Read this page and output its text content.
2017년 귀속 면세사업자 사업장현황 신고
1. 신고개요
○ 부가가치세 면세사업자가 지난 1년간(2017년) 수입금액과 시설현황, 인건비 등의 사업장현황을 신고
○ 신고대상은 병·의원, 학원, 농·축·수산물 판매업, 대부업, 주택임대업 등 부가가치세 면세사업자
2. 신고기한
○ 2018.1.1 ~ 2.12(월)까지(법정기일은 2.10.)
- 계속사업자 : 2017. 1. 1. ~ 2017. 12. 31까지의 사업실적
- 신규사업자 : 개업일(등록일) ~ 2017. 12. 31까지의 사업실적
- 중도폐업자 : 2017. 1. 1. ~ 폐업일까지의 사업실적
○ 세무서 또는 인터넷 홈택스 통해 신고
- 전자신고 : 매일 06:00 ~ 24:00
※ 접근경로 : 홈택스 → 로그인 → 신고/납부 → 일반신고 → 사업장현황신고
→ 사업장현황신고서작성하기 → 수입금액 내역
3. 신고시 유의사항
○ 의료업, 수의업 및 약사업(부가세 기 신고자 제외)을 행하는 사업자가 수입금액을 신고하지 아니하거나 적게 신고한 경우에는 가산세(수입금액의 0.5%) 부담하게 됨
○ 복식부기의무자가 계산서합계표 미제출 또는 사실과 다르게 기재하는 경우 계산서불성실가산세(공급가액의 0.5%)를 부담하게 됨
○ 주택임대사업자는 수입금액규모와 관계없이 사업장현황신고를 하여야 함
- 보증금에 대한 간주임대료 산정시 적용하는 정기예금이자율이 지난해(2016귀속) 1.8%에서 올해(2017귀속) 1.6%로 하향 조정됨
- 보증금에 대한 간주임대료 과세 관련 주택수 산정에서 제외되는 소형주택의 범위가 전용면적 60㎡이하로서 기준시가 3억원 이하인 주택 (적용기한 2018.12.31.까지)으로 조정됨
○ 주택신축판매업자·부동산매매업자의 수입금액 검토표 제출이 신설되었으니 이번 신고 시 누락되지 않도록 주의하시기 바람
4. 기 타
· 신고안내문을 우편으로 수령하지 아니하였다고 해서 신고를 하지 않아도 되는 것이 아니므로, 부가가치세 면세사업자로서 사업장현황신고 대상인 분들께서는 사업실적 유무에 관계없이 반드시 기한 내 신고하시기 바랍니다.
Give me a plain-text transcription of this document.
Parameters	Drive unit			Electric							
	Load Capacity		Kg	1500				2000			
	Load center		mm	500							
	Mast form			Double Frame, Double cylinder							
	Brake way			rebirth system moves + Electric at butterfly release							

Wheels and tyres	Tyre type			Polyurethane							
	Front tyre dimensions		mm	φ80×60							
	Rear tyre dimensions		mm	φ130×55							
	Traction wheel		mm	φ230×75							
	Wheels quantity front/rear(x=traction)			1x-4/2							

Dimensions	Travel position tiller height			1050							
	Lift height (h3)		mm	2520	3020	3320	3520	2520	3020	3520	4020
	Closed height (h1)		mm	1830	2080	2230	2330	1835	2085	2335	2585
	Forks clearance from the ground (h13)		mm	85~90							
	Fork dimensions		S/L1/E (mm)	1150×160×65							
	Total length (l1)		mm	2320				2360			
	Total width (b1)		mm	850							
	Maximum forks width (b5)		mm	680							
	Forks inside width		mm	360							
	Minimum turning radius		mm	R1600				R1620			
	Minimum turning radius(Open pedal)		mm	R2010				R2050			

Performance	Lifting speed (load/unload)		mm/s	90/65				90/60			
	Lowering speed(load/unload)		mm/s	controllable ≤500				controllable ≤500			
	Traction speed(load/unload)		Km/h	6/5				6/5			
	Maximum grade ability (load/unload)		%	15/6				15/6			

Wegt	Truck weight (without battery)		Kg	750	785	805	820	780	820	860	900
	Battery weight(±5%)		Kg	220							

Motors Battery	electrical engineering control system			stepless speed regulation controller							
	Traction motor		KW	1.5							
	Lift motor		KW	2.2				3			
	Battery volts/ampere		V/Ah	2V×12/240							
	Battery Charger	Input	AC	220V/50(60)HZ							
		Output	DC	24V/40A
◇ ◇ ◇
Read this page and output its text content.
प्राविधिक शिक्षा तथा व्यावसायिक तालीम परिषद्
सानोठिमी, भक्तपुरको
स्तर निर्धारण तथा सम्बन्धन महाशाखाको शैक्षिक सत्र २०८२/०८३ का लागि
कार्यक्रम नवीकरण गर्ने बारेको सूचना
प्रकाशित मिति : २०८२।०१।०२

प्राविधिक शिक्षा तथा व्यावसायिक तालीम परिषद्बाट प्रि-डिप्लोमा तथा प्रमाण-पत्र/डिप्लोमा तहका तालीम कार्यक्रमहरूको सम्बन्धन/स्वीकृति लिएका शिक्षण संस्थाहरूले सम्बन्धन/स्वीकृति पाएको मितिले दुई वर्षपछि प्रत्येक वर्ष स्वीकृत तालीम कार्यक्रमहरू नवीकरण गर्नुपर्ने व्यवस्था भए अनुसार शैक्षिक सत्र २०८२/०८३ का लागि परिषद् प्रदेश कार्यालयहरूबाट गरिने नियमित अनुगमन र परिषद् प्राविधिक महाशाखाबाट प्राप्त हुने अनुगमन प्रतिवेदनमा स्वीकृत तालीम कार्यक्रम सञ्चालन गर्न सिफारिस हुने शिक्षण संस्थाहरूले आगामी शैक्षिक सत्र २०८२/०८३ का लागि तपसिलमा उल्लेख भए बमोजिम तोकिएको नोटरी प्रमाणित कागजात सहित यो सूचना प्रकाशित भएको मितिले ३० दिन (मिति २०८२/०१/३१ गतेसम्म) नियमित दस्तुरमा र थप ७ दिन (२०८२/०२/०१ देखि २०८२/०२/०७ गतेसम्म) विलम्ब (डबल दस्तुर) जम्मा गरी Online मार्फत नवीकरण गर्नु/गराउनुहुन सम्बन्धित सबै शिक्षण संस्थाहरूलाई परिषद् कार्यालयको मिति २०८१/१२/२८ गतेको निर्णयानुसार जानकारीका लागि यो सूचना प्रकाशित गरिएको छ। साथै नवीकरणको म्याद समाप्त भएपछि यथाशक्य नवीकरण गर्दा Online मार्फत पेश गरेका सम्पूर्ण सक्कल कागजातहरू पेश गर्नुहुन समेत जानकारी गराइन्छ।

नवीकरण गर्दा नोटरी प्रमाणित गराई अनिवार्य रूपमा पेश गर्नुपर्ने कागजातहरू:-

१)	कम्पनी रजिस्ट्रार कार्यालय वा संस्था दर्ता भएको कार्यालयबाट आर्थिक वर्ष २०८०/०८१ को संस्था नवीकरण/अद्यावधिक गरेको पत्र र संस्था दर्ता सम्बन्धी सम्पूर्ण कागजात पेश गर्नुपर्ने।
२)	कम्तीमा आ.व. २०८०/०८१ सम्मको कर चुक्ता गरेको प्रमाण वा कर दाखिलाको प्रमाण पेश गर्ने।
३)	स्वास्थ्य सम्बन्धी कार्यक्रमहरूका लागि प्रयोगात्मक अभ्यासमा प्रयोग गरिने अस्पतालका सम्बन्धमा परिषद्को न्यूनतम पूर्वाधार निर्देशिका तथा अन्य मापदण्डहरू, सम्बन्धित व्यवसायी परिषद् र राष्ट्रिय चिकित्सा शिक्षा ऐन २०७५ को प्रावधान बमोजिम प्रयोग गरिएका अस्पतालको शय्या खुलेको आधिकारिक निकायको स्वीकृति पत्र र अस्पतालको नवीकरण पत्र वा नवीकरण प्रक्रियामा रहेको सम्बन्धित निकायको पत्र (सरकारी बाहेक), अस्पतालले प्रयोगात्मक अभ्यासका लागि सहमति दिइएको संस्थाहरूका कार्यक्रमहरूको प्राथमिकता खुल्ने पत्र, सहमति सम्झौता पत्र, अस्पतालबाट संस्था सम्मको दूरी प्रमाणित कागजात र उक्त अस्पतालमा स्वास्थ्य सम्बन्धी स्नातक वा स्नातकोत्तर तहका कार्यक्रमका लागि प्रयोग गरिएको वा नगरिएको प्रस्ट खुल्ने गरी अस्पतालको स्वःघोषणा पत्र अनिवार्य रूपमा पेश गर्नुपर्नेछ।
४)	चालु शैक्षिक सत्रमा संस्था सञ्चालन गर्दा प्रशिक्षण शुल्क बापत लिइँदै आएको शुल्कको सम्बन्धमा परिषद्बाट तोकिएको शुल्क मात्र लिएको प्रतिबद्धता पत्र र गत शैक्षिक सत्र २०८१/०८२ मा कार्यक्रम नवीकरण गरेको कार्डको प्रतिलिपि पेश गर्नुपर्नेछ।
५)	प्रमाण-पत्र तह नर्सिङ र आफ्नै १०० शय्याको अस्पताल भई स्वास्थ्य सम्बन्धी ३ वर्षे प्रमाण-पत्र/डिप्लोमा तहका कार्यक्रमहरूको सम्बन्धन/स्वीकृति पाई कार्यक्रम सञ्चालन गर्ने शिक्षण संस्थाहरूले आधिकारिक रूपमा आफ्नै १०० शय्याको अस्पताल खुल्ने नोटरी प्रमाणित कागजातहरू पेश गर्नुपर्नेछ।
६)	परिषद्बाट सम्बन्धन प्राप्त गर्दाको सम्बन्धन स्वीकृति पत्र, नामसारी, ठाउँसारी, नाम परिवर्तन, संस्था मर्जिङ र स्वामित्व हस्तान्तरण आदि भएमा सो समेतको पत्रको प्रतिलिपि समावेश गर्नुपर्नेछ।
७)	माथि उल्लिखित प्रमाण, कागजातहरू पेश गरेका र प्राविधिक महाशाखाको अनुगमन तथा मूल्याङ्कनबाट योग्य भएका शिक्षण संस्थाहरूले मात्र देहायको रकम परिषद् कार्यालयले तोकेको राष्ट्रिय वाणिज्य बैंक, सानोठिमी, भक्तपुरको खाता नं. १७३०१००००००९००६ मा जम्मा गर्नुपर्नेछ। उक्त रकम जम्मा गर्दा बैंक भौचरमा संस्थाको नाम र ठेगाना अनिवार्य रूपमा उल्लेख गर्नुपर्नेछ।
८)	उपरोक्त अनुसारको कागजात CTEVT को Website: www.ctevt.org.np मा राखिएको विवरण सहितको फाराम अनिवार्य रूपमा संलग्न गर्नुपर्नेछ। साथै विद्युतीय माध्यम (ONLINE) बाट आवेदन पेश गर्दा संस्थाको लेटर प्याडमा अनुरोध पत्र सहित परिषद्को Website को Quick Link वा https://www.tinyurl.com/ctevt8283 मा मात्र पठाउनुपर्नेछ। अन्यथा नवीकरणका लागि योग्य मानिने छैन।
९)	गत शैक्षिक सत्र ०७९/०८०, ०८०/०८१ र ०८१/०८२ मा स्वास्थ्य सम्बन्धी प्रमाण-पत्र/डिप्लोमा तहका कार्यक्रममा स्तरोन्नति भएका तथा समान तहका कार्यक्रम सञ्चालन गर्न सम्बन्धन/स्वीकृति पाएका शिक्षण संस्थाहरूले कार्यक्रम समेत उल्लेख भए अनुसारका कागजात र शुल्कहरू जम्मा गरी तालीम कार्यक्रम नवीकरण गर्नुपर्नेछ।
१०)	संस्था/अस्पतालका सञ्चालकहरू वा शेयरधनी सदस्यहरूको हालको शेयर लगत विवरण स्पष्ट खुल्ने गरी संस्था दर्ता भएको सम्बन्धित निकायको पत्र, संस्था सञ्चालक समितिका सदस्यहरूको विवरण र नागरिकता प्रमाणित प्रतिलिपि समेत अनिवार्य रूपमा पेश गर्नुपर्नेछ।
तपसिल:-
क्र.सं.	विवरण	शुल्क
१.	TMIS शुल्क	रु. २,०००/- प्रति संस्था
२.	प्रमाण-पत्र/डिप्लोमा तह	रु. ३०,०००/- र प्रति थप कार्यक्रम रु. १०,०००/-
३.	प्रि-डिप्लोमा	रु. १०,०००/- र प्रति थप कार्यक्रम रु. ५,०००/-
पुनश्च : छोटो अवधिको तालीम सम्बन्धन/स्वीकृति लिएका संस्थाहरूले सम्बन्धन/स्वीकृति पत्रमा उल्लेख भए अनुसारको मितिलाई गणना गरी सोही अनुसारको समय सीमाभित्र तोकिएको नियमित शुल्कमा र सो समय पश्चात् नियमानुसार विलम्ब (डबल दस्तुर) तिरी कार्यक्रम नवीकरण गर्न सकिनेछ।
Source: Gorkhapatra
◇ ◇ ◇
■ Set problem: Copy each line of the data above that holds "radius".

■ Task answer:
	Minimum turning radius		mm	R1600				R1620			
	Minimum turning radius(Open pedal)		mm	R2010				R2050			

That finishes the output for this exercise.